[Collection entries]

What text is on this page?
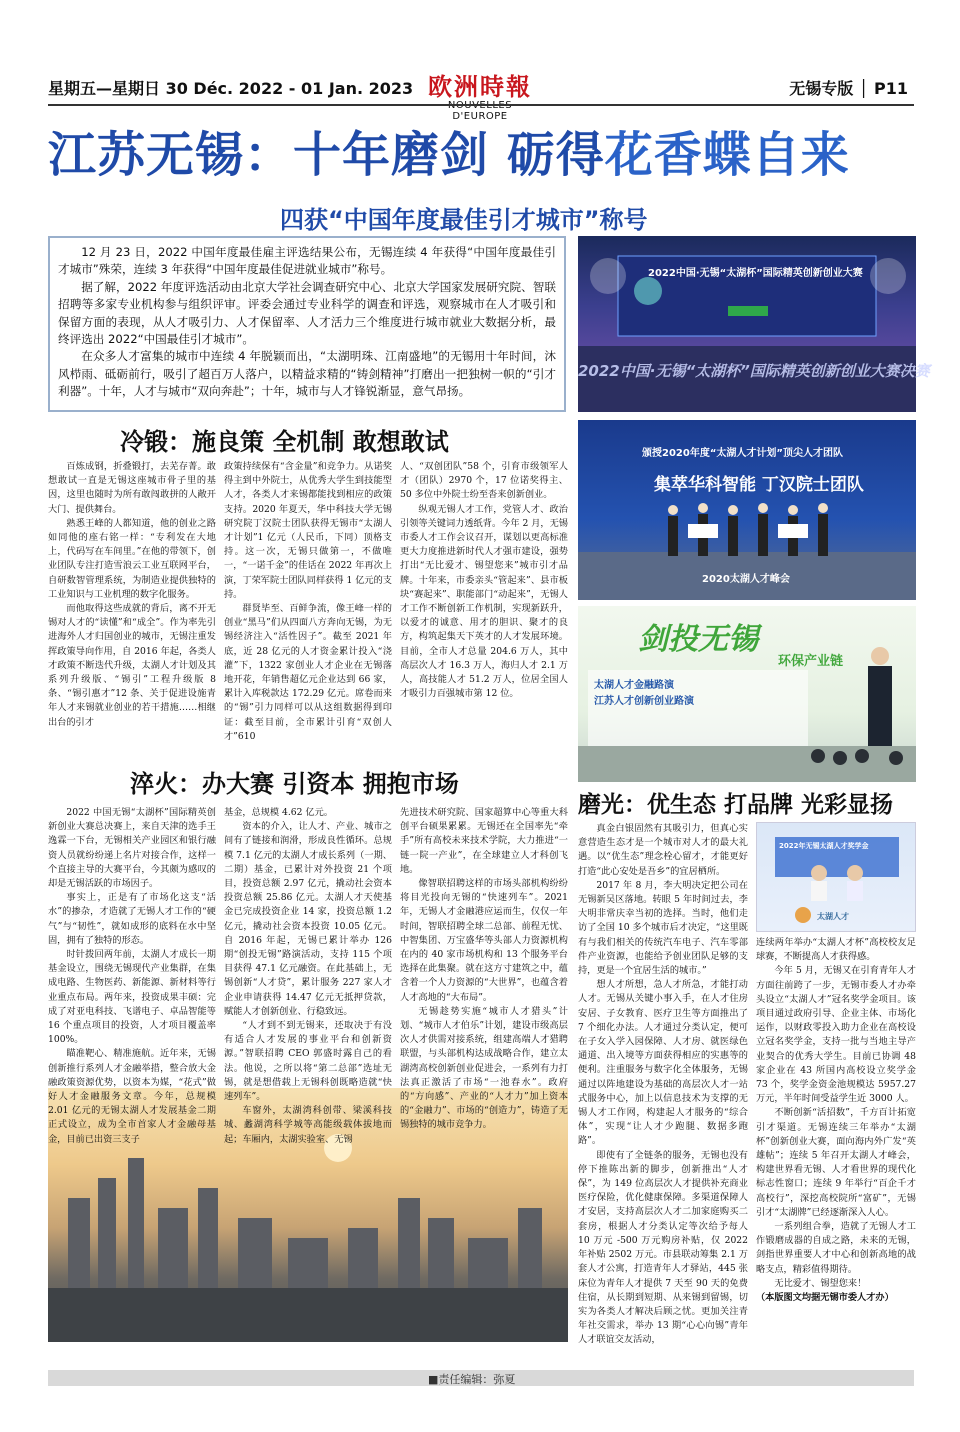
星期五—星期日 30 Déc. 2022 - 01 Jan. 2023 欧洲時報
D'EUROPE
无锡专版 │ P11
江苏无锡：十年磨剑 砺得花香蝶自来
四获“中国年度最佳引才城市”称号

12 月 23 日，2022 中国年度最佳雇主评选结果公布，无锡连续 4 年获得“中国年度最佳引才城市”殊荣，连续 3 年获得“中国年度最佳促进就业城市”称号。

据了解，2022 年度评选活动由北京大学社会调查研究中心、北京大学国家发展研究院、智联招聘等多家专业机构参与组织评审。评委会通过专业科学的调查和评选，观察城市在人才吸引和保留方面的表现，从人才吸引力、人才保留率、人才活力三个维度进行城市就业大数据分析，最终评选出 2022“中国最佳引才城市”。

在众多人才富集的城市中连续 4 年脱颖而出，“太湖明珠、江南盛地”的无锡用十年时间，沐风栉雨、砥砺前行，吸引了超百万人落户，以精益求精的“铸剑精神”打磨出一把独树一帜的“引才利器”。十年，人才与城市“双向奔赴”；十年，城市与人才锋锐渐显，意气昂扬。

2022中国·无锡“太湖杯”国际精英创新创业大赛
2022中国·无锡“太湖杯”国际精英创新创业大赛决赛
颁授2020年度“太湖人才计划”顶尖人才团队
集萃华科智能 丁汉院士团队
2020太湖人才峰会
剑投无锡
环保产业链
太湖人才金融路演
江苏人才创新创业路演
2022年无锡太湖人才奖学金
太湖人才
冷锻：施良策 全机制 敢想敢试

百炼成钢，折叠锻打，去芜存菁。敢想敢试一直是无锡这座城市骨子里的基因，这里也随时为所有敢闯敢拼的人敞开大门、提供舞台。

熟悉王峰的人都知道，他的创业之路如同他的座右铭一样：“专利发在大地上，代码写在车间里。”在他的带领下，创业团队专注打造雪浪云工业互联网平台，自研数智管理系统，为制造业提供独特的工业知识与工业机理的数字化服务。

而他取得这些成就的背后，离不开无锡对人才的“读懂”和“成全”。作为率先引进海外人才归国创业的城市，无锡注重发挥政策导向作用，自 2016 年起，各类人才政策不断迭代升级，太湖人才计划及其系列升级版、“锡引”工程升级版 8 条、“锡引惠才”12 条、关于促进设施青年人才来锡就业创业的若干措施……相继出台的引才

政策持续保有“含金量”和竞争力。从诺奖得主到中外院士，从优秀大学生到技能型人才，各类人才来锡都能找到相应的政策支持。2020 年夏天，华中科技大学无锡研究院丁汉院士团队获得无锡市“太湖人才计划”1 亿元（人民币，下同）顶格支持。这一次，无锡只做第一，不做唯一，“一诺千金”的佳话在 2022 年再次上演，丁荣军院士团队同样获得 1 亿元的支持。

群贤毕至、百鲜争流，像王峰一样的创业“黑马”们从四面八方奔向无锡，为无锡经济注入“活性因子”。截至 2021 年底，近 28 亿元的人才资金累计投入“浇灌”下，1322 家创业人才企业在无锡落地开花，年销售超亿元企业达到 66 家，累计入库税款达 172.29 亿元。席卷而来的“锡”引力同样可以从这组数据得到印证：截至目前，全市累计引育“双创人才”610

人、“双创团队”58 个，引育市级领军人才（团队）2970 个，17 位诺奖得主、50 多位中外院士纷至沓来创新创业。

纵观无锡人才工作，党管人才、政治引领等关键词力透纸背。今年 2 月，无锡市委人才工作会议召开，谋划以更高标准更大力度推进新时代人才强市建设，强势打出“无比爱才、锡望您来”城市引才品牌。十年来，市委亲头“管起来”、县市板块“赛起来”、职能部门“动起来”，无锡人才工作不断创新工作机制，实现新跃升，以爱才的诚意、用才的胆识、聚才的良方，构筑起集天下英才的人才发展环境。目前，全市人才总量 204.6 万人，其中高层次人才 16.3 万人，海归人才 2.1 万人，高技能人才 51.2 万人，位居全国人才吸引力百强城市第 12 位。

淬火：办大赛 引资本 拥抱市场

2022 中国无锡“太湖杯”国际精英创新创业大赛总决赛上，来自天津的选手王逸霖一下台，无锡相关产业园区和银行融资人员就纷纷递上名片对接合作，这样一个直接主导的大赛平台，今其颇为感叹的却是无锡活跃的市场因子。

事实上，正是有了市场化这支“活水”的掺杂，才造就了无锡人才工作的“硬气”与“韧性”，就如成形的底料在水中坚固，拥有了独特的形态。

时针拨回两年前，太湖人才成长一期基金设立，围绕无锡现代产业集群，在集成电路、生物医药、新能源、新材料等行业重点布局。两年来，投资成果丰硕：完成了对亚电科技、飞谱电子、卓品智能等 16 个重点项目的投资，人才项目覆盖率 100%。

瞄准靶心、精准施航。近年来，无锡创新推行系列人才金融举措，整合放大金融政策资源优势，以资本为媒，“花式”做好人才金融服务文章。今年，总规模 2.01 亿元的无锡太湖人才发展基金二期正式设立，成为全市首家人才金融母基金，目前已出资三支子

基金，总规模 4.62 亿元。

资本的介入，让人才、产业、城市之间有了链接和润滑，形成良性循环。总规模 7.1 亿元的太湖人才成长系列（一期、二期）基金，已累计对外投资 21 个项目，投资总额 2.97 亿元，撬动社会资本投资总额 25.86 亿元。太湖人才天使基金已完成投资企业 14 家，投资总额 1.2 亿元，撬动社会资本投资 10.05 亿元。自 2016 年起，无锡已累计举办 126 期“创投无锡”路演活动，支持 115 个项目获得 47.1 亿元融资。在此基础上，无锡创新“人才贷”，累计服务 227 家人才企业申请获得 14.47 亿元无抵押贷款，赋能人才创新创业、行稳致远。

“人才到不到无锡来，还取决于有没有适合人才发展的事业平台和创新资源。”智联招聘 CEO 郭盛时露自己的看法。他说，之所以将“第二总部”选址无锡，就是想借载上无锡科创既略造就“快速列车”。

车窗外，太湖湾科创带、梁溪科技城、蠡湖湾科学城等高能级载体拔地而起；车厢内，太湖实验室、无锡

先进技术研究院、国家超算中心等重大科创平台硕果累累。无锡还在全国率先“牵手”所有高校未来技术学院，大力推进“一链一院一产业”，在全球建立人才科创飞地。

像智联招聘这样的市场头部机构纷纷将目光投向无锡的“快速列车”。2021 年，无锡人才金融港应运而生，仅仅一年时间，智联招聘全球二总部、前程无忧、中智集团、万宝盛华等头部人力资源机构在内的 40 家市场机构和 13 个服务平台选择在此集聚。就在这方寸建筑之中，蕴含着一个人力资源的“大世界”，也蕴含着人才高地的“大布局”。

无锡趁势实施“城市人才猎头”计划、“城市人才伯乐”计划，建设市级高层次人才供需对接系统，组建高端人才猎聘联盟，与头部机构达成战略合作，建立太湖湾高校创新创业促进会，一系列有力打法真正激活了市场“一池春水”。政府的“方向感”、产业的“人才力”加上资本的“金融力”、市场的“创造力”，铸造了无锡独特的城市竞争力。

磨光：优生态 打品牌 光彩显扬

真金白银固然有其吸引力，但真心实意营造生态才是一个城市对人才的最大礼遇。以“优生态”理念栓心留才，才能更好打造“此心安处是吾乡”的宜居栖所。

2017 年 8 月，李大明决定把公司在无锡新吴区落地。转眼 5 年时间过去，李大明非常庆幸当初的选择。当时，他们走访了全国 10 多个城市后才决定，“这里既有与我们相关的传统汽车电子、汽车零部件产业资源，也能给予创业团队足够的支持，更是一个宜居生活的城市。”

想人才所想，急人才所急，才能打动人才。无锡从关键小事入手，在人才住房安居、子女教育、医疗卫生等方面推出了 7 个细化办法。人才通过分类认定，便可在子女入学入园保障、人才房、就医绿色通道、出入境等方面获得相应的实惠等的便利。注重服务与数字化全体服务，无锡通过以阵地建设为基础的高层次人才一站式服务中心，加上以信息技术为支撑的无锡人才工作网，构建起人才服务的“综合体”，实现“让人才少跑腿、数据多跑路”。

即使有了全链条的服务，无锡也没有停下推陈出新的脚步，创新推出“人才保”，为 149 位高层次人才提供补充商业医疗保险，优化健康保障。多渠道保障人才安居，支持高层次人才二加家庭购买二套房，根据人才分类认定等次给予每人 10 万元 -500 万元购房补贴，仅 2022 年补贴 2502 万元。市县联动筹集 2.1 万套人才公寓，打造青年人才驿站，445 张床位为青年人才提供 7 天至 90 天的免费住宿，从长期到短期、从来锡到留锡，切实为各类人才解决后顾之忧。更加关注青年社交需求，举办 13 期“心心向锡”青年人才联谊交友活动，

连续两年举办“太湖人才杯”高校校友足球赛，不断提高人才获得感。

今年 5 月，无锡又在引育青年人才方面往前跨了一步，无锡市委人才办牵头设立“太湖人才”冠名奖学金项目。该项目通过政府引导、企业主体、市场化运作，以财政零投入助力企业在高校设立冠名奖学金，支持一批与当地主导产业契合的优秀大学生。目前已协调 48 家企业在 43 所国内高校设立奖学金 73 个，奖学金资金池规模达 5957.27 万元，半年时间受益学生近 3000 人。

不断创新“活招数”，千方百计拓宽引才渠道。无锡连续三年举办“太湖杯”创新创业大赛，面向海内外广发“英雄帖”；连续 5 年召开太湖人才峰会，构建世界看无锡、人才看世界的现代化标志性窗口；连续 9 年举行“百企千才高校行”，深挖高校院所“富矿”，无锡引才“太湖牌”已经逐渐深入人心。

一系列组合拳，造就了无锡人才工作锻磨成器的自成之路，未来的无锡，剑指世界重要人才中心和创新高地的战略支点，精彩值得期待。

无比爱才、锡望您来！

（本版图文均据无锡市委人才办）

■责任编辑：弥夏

▸ **Task statement**
From the data above, copy each line that holds "快速列车".

▸ **Full solution**
“人才到不到无锡来，还取决于有没有适合人才发展的事业平台和创新资源。”智联招聘 CEO 郭盛时露自己的看法。他说，之所以将“第二总部”选址无锡，就是想借载上无锡科创既略造就“快速列车”。
像智联招聘这样的市场头部机构纷纷将目光投向无锡的“快速列车”。2021 年，无锡人才金融港应运而生，仅仅一年时间，智联招聘全球二总部、前程无忧、中智集团、万宝盛华等头部人力资源机构在内的 40 家市场机构和 13 个服务平台选择在此集聚。就在这方寸建筑之中，蕴含着一个人力资源的“大世界”，也蕴含着人才高地的“大布局”。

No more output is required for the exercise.